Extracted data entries
— begin —

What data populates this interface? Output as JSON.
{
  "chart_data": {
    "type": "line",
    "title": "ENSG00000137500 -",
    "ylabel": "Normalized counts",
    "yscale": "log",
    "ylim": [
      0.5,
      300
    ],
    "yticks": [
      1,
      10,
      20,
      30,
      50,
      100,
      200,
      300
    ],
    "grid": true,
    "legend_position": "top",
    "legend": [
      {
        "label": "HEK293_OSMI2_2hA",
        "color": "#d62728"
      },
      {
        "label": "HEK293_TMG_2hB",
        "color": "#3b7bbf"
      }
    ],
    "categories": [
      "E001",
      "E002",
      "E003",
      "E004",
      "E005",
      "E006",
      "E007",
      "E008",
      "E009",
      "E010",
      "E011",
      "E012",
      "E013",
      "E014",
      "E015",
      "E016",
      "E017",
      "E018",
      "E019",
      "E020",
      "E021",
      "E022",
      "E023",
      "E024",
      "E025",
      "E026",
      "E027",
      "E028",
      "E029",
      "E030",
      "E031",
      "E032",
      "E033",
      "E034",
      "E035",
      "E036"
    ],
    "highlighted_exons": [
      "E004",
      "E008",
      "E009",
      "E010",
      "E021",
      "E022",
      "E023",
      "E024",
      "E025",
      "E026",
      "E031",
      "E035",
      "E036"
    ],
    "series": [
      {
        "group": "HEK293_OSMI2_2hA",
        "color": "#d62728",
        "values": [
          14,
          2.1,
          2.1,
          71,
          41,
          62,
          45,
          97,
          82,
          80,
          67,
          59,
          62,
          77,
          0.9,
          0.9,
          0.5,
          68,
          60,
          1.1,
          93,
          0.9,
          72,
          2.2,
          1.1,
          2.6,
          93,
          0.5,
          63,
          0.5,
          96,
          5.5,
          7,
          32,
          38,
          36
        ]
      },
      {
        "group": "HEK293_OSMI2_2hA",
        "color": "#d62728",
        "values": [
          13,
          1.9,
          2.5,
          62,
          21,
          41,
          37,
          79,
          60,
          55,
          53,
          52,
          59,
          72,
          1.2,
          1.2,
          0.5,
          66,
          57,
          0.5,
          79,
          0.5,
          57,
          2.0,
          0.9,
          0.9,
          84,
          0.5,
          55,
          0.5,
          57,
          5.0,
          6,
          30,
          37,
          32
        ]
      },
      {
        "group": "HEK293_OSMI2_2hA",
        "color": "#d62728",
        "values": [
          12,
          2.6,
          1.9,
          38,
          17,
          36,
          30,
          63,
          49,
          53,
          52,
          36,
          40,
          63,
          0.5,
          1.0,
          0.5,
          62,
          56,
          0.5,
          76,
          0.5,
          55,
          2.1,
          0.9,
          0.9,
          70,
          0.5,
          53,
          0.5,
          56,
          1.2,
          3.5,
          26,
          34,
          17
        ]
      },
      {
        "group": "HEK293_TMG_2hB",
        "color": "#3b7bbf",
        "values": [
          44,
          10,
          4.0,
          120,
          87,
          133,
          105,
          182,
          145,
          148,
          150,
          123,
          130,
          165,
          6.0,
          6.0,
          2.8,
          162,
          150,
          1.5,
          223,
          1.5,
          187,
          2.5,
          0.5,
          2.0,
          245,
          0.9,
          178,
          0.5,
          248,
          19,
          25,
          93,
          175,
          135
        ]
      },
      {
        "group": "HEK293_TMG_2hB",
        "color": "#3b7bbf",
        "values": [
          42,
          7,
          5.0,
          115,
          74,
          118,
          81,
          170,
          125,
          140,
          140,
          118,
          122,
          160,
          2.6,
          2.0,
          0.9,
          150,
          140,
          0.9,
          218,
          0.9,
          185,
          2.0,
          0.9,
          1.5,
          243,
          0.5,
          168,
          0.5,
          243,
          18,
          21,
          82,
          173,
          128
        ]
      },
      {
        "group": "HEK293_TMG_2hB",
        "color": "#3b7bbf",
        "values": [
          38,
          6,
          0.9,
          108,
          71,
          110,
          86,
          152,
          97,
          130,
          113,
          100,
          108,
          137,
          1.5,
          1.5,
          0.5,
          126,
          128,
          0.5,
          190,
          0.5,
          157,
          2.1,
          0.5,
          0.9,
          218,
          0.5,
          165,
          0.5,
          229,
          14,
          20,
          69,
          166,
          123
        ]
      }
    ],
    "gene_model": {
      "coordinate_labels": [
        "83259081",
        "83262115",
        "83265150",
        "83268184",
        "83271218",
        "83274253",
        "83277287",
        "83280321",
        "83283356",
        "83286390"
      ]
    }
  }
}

— end —

What you should do:
Set down the entries above again, word for word.

Right answer:
What data populates this interface? Output as JSON.
{
  "chart_data": {
    "type": "line",
    "title": "ENSG00000137500 -",
    "ylabel": "Normalized counts",
    "yscale": "log",
    "ylim": [
      0.5,
      300
    ],
    "yticks": [
      1,
      10,
      20,
      30,
      50,
      100,
      200,
      300
    ],
    "grid": true,
    "legend_position": "top",
    "legend": [
      {
        "label": "HEK293_OSMI2_2hA",
        "color": "#d62728"
      },
      {
        "label": "HEK293_TMG_2hB",
        "color": "#3b7bbf"
      }
    ],
    "categories": [
      "E001",
      "E002",
      "E003",
      "E004",
      "E005",
      "E006",
      "E007",
      "E008",
      "E009",
      "E010",
      "E011",
      "E012",
      "E013",
      "E014",
      "E015",
      "E016",
      "E017",
      "E018",
      "E019",
      "E020",
      "E021",
      "E022",
      "E023",
      "E024",
      "E025",
      "E026",
      "E027",
      "E028",
      "E029",
      "E030",
      "E031",
      "E032",
      "E033",
      "E034",
      "E035",
      "E036"
    ],
    "highlighted_exons": [
      "E004",
      "E008",
      "E009",
      "E010",
      "E021",
      "E022",
      "E023",
      "E024",
      "E025",
      "E026",
      "E031",
      "E035",
      "E036"
    ],
    "series": [
      {
        "group": "HEK293_OSMI2_2hA",
        "color": "#d62728",
        "values": [
          14,
          2.1,
          2.1,
          71,
          41,
          62,
          45,
          97,
          82,
          80,
          67,
          59,
          62,
          77,
          0.9,
          0.9,
          0.5,
          68,
          60,
          1.1,
          93,
          0.9,
          72,
          2.2,
          1.1,
          2.6,
          93,
          0.5,
          63,
          0.5,
          96,
          5.5,
          7,
          32,
          38,
          36
        ]
      },
      {
        "group": "HEK293_OSMI2_2hA",
        "color": "#d62728",
        "values": [
          13,
          1.9,
          2.5,
          62,
          21,
          41,
          37,
          79,
          60,
          55,
          53,
          52,
          59,
          72,
          1.2,
          1.2,
          0.5,
          66,
          57,
          0.5,
          79,
          0.5,
          57,
          2.0,
          0.9,
          0.9,
          84,
          0.5,
          55,
          0.5,
          57,
          5.0,
          6,
          30,
          37,
          32
        ]
      },
      {
        "group": "HEK293_OSMI2_2hA",
        "color": "#d62728",
        "values": [
          12,
          2.6,
          1.9,
          38,
          17,
          36,
          30,
          63,
          49,
          53,
          52,
          36,
          40,
          63,
          0.5,
          1.0,
          0.5,
          62,
          56,
          0.5,
          76,
          0.5,
          55,
          2.1,
          0.9,
          0.9,
          70,
          0.5,
          53,
          0.5,
          56,
          1.2,
          3.5,
          26,
          34,
          17
        ]
      },
      {
        "group": "HEK293_TMG_2hB",
        "color": "#3b7bbf",
        "values": [
          44,
          10,
          4.0,
          120,
          87,
          133,
          105,
          182,
          145,
          148,
          150,
          123,
          130,
          165,
          6.0,
          6.0,
          2.8,
          162,
          150,
          1.5,
          223,
          1.5,
          187,
          2.5,
          0.5,
          2.0,
          245,
          0.9,
          178,
          0.5,
          248,
          19,
          25,
          93,
          175,
          135
        ]
      },
      {
        "group": "HEK293_TMG_2hB",
        "color": "#3b7bbf",
        "values": [
          42,
          7,
          5.0,
          115,
          74,
          118,
          81,
          170,
          125,
          140,
          140,
          118,
          122,
          160,
          2.6,
          2.0,
          0.9,
          150,
          140,
          0.9,
          218,
          0.9,
          185,
          2.0,
          0.9,
          1.5,
          243,
          0.5,
          168,
          0.5,
          243,
          18,
          21,
          82,
          173,
          128
        ]
      },
      {
        "group": "HEK293_TMG_2hB",
        "color": "#3b7bbf",
        "values": [
          38,
          6,
          0.9,
          108,
          71,
          110,
          86,
          152,
          97,
          130,
          113,
          100,
          108,
          137,
          1.5,
          1.5,
          0.5,
          126,
          128,
          0.5,
          190,
          0.5,
          157,
          2.1,
          0.5,
          0.9,
          218,
          0.5,
          165,
          0.5,
          229,
          14,
          20,
          69,
          166,
          123
        ]
      }
    ],
    "gene_model": {
      "coordinate_labels": [
        "83259081",
        "83262115",
        "83265150",
        "83268184",
        "83271218",
        "83274253",
        "83277287",
        "83280321",
        "83283356",
        "83286390"
      ]
    }
  }
}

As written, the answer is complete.